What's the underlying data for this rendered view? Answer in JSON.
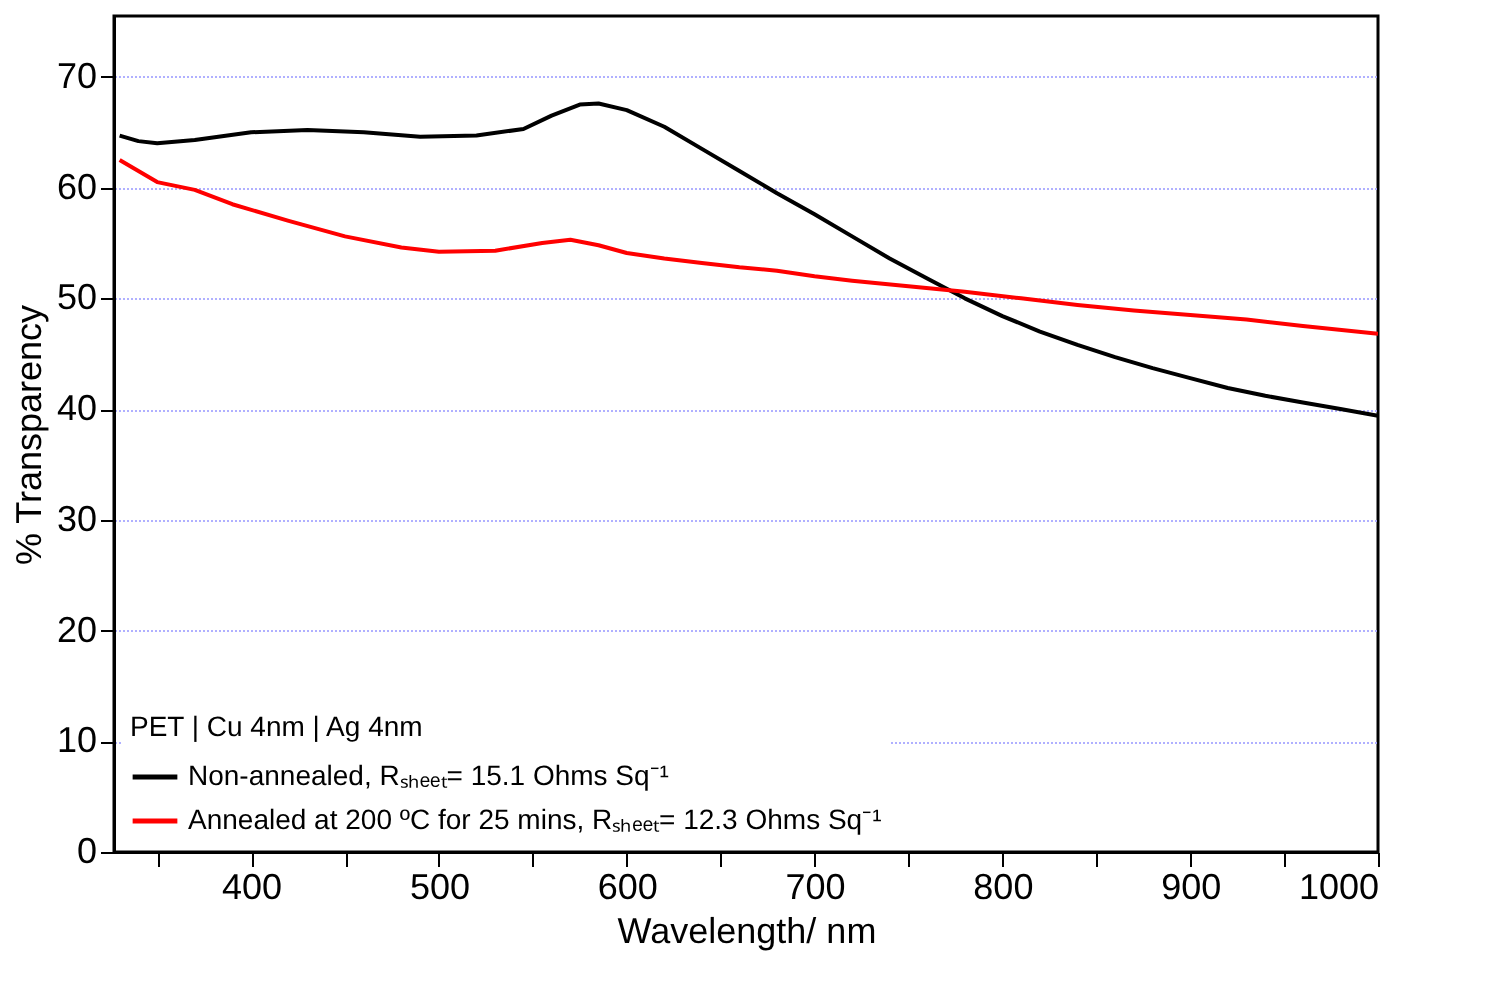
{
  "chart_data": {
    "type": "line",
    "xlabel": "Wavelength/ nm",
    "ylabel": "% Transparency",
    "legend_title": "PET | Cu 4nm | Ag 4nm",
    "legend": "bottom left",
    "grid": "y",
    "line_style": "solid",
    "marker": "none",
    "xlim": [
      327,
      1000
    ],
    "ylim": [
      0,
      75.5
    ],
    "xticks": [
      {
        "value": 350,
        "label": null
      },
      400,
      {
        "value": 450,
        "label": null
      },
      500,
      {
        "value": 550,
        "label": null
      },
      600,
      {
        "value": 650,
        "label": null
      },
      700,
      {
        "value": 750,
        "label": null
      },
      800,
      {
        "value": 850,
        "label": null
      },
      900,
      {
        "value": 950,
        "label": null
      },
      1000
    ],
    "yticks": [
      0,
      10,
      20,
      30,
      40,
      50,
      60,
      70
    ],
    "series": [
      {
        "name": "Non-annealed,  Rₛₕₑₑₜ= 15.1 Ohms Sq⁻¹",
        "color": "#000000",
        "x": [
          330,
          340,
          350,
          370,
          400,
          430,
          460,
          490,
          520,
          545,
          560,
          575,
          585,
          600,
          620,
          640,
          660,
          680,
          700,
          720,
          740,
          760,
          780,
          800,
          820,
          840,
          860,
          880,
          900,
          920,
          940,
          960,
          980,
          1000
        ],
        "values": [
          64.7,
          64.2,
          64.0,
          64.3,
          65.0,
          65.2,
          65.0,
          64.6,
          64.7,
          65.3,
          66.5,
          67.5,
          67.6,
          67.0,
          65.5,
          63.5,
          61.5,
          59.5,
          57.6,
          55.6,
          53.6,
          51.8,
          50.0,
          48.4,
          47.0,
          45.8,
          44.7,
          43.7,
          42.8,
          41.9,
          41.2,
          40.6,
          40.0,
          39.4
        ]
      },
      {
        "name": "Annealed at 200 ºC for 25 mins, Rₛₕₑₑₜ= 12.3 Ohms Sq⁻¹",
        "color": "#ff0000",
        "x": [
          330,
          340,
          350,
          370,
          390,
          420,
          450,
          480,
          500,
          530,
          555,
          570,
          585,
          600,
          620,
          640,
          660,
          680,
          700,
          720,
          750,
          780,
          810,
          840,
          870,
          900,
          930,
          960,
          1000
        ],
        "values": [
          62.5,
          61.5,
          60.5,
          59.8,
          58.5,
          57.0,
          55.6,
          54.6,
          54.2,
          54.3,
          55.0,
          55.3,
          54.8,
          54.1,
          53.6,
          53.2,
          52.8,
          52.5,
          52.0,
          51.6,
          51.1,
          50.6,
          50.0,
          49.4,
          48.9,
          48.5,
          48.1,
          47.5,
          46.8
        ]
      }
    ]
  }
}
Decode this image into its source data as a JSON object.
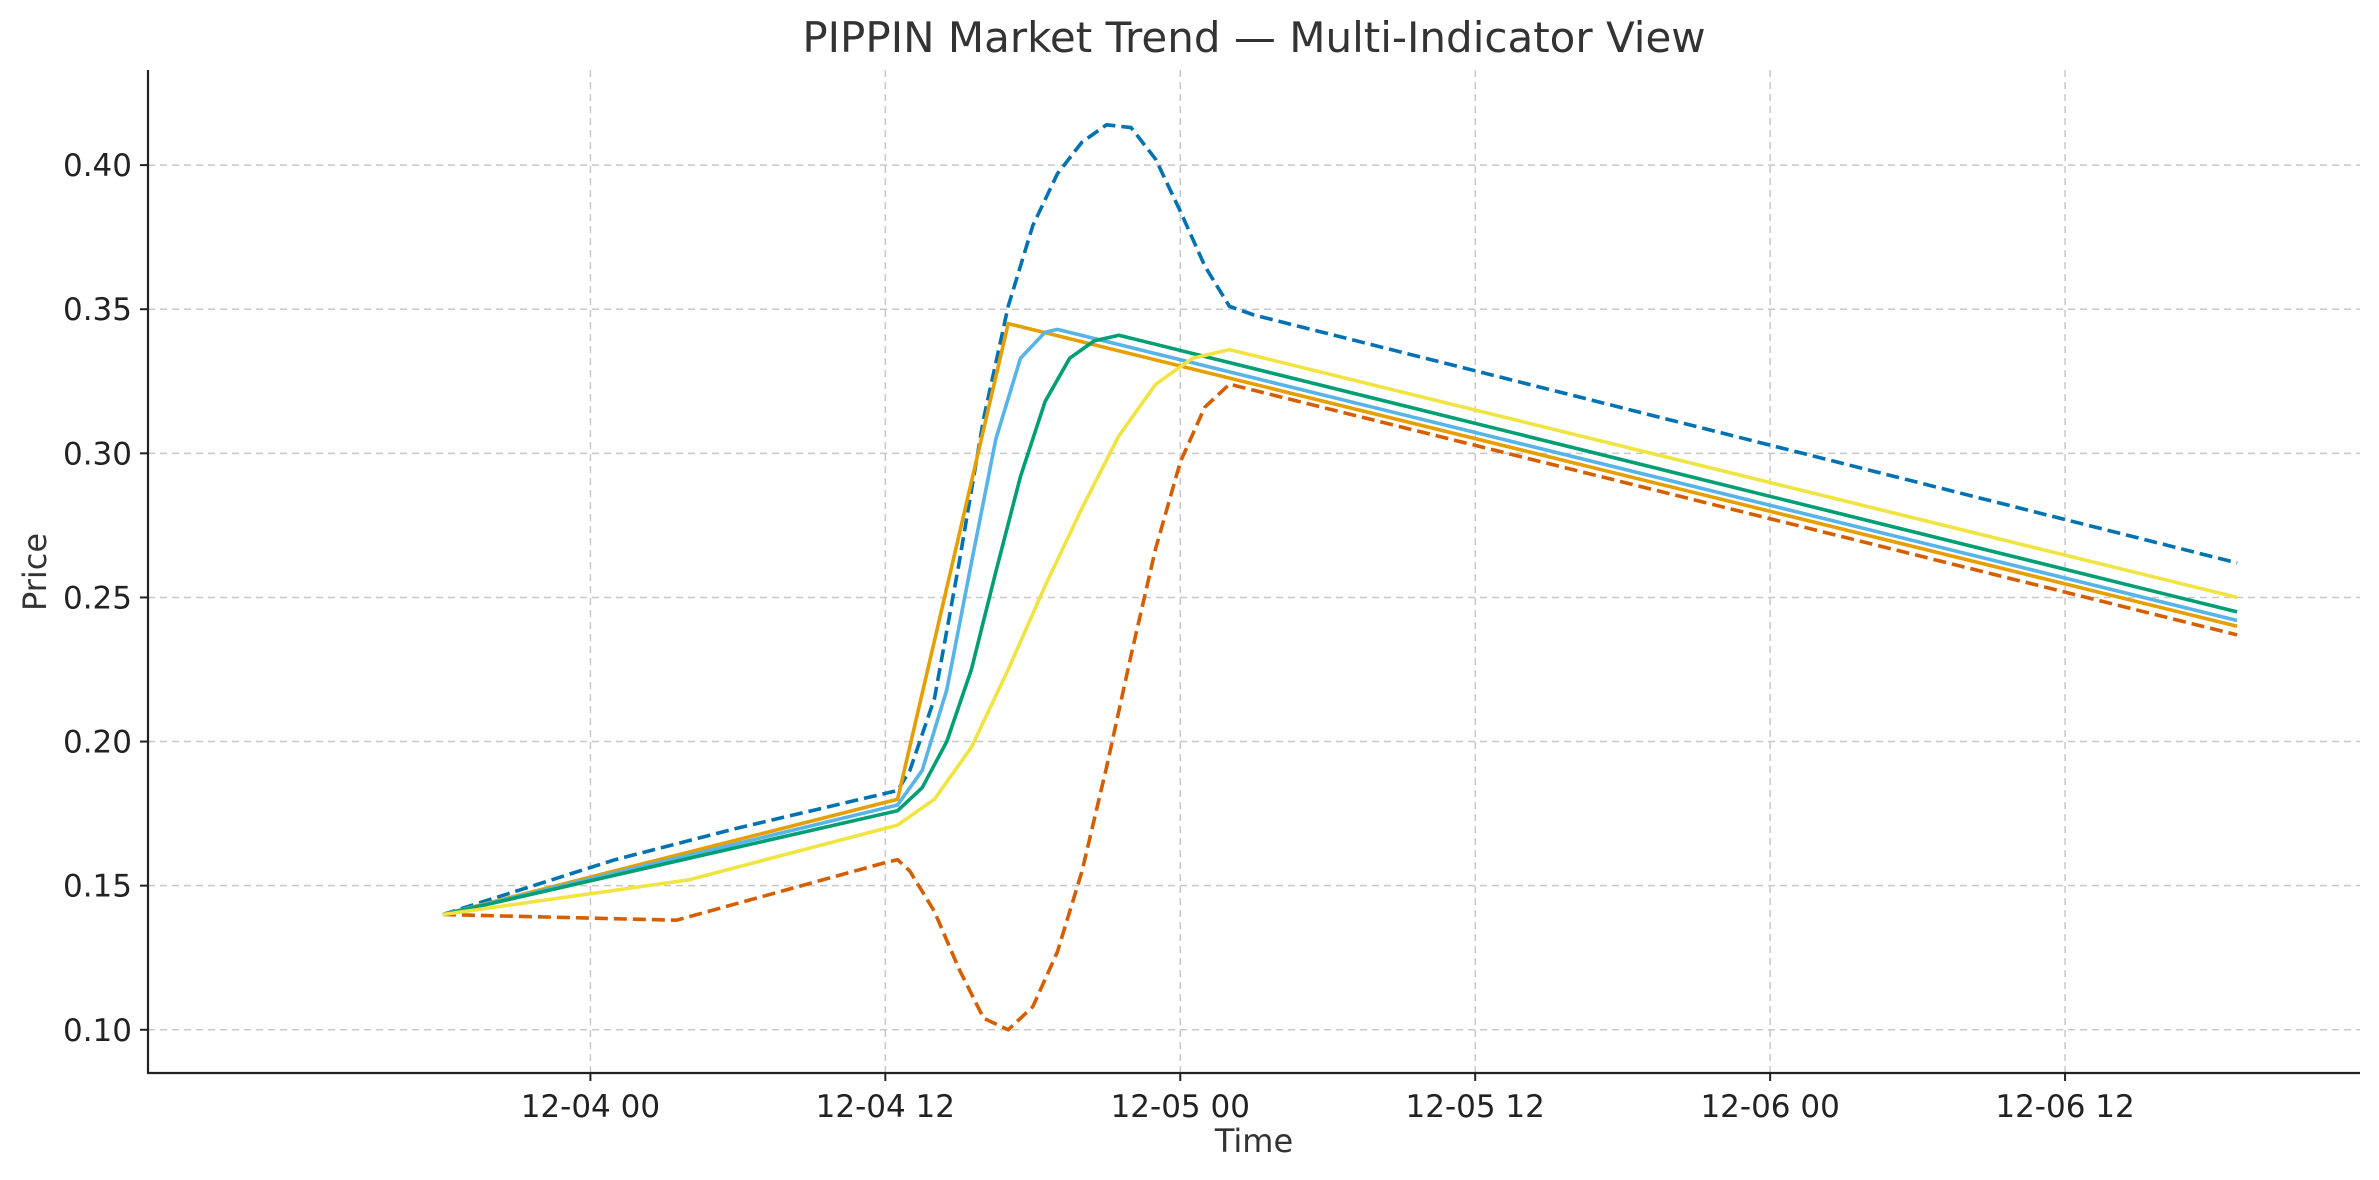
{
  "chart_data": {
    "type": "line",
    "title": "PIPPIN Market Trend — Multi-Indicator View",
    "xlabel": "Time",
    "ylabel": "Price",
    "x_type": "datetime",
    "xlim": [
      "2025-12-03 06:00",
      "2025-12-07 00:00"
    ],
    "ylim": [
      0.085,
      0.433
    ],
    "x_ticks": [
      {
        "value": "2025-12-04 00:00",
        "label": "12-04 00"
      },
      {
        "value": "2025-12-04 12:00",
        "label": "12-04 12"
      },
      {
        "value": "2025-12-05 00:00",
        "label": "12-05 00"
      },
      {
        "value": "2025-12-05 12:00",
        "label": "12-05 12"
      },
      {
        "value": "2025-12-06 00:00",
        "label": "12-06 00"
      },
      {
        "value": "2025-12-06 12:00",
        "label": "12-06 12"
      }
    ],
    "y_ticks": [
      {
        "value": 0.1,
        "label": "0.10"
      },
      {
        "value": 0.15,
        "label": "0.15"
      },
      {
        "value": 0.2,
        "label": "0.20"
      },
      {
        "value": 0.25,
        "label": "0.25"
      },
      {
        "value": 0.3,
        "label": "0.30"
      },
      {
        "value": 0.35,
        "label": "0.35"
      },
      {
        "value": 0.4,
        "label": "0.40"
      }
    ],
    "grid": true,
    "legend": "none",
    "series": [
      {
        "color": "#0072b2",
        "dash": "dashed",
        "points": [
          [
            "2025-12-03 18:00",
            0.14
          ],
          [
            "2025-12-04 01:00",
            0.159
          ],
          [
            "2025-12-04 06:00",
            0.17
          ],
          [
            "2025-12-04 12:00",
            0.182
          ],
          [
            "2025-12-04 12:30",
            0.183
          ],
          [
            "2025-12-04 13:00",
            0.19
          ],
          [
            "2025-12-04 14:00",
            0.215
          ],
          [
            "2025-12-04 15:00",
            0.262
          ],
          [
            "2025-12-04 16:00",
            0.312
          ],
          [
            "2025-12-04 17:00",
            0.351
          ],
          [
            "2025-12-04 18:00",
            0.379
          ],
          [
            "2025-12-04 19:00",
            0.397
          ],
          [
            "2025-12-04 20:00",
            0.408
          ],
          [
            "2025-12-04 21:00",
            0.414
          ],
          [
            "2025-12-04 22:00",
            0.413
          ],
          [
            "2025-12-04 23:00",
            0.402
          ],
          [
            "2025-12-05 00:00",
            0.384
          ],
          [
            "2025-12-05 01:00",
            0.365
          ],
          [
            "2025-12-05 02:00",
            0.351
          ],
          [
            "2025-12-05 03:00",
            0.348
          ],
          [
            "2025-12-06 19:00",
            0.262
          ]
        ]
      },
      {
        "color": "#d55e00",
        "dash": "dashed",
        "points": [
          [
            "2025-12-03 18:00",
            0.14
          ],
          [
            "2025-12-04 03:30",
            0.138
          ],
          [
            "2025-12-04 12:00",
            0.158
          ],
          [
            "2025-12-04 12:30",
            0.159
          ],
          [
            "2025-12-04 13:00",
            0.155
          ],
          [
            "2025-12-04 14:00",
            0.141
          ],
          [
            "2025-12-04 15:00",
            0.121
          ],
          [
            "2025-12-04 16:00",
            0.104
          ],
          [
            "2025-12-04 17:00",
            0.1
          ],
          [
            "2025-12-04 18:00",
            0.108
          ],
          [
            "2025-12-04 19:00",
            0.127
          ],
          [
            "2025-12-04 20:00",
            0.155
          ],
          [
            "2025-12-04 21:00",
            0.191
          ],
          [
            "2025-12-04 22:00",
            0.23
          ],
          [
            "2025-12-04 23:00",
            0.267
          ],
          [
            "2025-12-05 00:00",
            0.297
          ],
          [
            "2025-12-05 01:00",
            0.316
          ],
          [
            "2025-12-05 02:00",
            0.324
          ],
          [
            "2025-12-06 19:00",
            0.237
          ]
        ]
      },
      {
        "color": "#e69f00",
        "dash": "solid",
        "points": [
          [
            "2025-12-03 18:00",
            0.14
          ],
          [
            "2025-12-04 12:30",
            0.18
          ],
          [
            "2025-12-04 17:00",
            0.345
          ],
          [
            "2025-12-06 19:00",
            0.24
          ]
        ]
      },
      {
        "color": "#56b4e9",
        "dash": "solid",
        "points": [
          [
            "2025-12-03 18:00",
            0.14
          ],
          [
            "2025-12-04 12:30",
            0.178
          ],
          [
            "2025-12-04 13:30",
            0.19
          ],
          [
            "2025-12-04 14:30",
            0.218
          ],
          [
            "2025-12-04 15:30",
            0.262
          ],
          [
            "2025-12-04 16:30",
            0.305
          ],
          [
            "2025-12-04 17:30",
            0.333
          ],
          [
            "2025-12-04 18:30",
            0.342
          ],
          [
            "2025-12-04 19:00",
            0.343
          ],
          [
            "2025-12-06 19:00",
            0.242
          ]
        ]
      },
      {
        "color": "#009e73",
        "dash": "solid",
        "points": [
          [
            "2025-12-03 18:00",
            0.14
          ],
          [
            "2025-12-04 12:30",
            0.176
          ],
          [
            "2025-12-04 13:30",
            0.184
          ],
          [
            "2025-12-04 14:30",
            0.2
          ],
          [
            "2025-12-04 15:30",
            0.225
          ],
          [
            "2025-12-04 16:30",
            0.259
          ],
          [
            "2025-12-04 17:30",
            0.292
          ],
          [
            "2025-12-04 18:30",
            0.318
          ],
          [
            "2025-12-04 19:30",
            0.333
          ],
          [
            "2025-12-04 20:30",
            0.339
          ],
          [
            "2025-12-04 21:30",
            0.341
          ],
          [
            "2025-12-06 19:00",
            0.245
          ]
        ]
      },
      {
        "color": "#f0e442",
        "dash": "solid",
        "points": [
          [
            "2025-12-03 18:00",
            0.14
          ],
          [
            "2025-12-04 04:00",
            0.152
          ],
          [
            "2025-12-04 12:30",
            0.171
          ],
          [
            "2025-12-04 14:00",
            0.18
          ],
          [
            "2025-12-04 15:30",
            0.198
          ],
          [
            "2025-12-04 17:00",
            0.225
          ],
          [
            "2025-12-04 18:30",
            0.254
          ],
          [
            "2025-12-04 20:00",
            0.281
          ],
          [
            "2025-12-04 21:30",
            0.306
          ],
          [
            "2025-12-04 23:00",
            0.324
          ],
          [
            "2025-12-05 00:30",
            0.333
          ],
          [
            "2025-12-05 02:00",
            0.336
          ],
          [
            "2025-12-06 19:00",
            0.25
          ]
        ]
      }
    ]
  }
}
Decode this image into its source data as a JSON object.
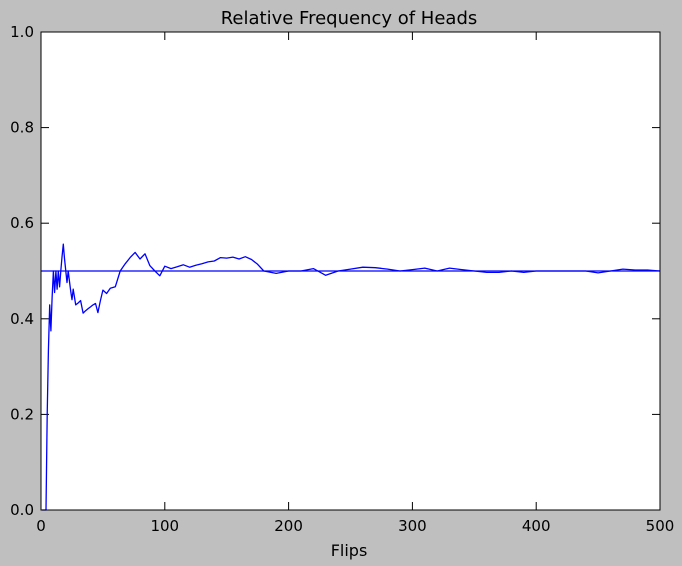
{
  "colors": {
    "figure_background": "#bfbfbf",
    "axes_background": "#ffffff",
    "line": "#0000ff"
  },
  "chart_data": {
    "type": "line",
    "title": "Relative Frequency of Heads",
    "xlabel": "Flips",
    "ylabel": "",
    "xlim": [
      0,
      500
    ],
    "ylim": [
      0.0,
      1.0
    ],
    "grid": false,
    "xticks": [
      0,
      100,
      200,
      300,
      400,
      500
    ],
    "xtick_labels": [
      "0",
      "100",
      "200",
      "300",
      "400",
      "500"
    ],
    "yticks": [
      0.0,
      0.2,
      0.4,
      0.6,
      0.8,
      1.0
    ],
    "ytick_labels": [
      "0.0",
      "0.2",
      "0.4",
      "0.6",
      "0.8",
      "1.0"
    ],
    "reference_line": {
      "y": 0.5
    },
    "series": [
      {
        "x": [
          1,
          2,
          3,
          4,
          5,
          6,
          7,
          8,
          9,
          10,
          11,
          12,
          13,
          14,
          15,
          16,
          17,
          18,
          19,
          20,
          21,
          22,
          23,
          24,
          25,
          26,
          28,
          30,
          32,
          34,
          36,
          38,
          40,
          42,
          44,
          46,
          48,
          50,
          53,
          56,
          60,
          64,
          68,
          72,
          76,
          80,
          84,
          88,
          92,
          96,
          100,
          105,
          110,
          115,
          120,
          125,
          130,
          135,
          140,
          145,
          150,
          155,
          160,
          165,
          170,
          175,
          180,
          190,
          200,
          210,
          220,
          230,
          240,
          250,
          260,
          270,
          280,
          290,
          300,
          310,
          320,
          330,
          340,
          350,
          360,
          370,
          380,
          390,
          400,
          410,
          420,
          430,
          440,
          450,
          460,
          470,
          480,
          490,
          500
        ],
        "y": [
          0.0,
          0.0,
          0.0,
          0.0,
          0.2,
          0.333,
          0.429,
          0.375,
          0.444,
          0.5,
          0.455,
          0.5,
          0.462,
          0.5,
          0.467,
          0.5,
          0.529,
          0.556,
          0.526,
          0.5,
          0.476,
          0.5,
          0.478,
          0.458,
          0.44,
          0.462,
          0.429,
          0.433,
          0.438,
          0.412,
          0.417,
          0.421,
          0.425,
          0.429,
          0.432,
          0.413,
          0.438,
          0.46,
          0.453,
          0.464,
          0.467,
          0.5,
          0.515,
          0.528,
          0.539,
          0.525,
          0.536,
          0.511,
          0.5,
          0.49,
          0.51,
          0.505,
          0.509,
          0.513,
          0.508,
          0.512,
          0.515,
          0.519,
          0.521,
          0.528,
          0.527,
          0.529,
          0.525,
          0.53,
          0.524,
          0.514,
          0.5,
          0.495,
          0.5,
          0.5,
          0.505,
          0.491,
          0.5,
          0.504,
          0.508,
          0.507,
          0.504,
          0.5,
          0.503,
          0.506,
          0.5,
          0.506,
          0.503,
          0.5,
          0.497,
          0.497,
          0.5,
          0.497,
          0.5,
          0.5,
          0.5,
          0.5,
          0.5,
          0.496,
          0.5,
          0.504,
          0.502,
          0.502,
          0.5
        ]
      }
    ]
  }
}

===============

**THE REQUEST**
Each line above that holds the string "name" should be copied and shown.

**FINAL RESULT**
        "name": "Non-annealed,  Rₛₕₑₑₜ= 15.1 Ohms Sq⁻¹",
        "name": "Annealed at 200 ºC for 25 mins, Rₛₕₑₑₜ= 12.3 Ohms Sq⁻¹",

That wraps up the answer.